## Exercise material

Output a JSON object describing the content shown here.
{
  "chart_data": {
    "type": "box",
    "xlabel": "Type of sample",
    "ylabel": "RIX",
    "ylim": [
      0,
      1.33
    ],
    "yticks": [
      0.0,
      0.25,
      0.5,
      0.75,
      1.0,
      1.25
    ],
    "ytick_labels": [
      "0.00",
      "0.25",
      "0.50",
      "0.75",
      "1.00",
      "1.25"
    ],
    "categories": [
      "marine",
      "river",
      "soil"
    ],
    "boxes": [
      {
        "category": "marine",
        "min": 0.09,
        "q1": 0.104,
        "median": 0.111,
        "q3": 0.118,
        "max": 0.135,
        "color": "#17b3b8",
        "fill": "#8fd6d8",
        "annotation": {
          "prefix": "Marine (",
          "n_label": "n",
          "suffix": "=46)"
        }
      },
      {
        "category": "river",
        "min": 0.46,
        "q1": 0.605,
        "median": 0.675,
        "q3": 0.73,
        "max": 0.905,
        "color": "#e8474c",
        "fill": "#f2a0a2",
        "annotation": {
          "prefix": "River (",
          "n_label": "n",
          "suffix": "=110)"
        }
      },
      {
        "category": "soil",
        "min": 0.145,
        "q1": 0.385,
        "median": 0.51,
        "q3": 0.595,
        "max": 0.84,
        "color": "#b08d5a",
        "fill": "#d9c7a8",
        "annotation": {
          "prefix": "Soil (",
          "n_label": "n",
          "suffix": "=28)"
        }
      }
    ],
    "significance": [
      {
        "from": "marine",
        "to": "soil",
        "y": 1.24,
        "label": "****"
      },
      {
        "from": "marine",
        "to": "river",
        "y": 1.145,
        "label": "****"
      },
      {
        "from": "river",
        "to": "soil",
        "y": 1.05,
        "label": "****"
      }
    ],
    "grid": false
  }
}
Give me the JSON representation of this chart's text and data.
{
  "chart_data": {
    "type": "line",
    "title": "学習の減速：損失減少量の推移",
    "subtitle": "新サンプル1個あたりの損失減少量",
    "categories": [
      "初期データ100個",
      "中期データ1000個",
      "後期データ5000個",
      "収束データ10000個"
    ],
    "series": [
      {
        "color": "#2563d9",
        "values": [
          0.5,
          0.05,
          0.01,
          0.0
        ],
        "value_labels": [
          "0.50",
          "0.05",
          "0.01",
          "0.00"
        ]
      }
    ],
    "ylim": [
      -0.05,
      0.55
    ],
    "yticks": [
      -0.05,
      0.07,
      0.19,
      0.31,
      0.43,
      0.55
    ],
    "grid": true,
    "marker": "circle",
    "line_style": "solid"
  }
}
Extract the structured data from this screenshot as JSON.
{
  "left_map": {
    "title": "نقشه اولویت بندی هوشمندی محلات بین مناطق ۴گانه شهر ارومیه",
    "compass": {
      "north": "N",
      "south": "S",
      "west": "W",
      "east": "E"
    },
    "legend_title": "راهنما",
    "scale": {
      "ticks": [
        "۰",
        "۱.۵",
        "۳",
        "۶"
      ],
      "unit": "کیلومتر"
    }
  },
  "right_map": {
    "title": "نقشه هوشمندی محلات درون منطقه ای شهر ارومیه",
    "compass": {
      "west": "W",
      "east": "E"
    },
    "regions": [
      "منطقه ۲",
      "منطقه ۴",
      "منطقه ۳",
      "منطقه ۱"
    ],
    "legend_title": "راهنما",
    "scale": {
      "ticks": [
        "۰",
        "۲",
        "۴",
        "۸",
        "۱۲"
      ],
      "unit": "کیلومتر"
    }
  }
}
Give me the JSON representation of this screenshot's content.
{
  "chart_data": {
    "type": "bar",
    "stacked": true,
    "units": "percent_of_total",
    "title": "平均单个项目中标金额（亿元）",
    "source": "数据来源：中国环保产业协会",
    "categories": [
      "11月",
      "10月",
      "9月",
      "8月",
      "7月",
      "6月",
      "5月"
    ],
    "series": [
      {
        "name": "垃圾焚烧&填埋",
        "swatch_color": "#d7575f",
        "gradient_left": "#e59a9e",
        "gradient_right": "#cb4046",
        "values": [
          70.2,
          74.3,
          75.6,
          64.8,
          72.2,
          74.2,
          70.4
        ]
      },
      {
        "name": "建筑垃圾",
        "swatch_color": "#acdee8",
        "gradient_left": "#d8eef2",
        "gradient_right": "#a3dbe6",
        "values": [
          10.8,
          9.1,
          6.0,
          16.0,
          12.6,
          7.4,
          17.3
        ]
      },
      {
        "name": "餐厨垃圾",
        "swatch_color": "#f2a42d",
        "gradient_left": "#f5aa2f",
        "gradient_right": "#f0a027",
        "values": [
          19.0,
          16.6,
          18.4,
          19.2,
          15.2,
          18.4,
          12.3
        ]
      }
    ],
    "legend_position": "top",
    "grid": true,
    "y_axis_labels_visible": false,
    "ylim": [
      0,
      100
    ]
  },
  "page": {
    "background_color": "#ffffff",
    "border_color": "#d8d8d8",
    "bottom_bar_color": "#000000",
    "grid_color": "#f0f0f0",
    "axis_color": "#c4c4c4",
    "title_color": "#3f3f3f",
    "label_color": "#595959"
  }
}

## What needs to be done
Go through the material above line by line and copy it exactly.

## Reply
Output a JSON object describing the content shown here.
{
  "chart_data": {
    "type": "box",
    "xlabel": "Type of sample",
    "ylabel": "RIX",
    "ylim": [
      0,
      1.33
    ],
    "yticks": [
      0.0,
      0.25,
      0.5,
      0.75,
      1.0,
      1.25
    ],
    "ytick_labels": [
      "0.00",
      "0.25",
      "0.50",
      "0.75",
      "1.00",
      "1.25"
    ],
    "categories": [
      "marine",
      "river",
      "soil"
    ],
    "boxes": [
      {
        "category": "marine",
        "min": 0.09,
        "q1": 0.104,
        "median": 0.111,
        "q3": 0.118,
        "max": 0.135,
        "color": "#17b3b8",
        "fill": "#8fd6d8",
        "annotation": {
          "prefix": "Marine (",
          "n_label": "n",
          "suffix": "=46)"
        }
      },
      {
        "category": "river",
        "min": 0.46,
        "q1": 0.605,
        "median": 0.675,
        "q3": 0.73,
        "max": 0.905,
        "color": "#e8474c",
        "fill": "#f2a0a2",
        "annotation": {
          "prefix": "River (",
          "n_label": "n",
          "suffix": "=110)"
        }
      },
      {
        "category": "soil",
        "min": 0.145,
        "q1": 0.385,
        "median": 0.51,
        "q3": 0.595,
        "max": 0.84,
        "color": "#b08d5a",
        "fill": "#d9c7a8",
        "annotation": {
          "prefix": "Soil (",
          "n_label": "n",
          "suffix": "=28)"
        }
      }
    ],
    "significance": [
      {
        "from": "marine",
        "to": "soil",
        "y": 1.24,
        "label": "****"
      },
      {
        "from": "marine",
        "to": "river",
        "y": 1.145,
        "label": "****"
      },
      {
        "from": "river",
        "to": "soil",
        "y": 1.05,
        "label": "****"
      }
    ],
    "grid": false
  }
}
Give me the JSON representation of this chart's text and data.
{
  "chart_data": {
    "type": "line",
    "title": "学習の減速：損失減少量の推移",
    "subtitle": "新サンプル1個あたりの損失減少量",
    "categories": [
      "初期データ100個",
      "中期データ1000個",
      "後期データ5000個",
      "収束データ10000個"
    ],
    "series": [
      {
        "color": "#2563d9",
        "values": [
          0.5,
          0.05,
          0.01,
          0.0
        ],
        "value_labels": [
          "0.50",
          "0.05",
          "0.01",
          "0.00"
        ]
      }
    ],
    "ylim": [
      -0.05,
      0.55
    ],
    "yticks": [
      -0.05,
      0.07,
      0.19,
      0.31,
      0.43,
      0.55
    ],
    "grid": true,
    "marker": "circle",
    "line_style": "solid"
  }
}
Extract the structured data from this screenshot as JSON.
{
  "left_map": {
    "title": "نقشه اولویت بندی هوشمندی محلات بین مناطق ۴گانه شهر ارومیه",
    "compass": {
      "north": "N",
      "south": "S",
      "west": "W",
      "east": "E"
    },
    "legend_title": "راهنما",
    "scale": {
      "ticks": [
        "۰",
        "۱.۵",
        "۳",
        "۶"
      ],
      "unit": "کیلومتر"
    }
  },
  "right_map": {
    "title": "نقشه هوشمندی محلات درون منطقه ای شهر ارومیه",
    "compass": {
      "west": "W",
      "east": "E"
    },
    "regions": [
      "منطقه ۲",
      "منطقه ۴",
      "منطقه ۳",
      "منطقه ۱"
    ],
    "legend_title": "راهنما",
    "scale": {
      "ticks": [
        "۰",
        "۲",
        "۴",
        "۸",
        "۱۲"
      ],
      "unit": "کیلومتر"
    }
  }
}
Give me the JSON representation of this screenshot's content.
{
  "chart_data": {
    "type": "bar",
    "stacked": true,
    "units": "percent_of_total",
    "title": "平均单个项目中标金额（亿元）",
    "source": "数据来源：中国环保产业协会",
    "categories": [
      "11月",
      "10月",
      "9月",
      "8月",
      "7月",
      "6月",
      "5月"
    ],
    "series": [
      {
        "name": "垃圾焚烧&填埋",
        "swatch_color": "#d7575f",
        "gradient_left": "#e59a9e",
        "gradient_right": "#cb4046",
        "values": [
          70.2,
          74.3,
          75.6,
          64.8,
          72.2,
          74.2,
          70.4
        ]
      },
      {
        "name": "建筑垃圾",
        "swatch_color": "#acdee8",
        "gradient_left": "#d8eef2",
        "gradient_right": "#a3dbe6",
        "values": [
          10.8,
          9.1,
          6.0,
          16.0,
          12.6,
          7.4,
          17.3
        ]
      },
      {
        "name": "餐厨垃圾",
        "swatch_color": "#f2a42d",
        "gradient_left": "#f5aa2f",
        "gradient_right": "#f0a027",
        "values": [
          19.0,
          16.6,
          18.4,
          19.2,
          15.2,
          18.4,
          12.3
        ]
      }
    ],
    "legend_position": "top",
    "grid": true,
    "y_axis_labels_visible": false,
    "ylim": [
      0,
      100
    ]
  },
  "page": {
    "background_color": "#ffffff",
    "border_color": "#d8d8d8",
    "bottom_bar_color": "#000000",
    "grid_color": "#f0f0f0",
    "axis_color": "#c4c4c4",
    "title_color": "#3f3f3f",
    "label_color": "#595959"
  }
}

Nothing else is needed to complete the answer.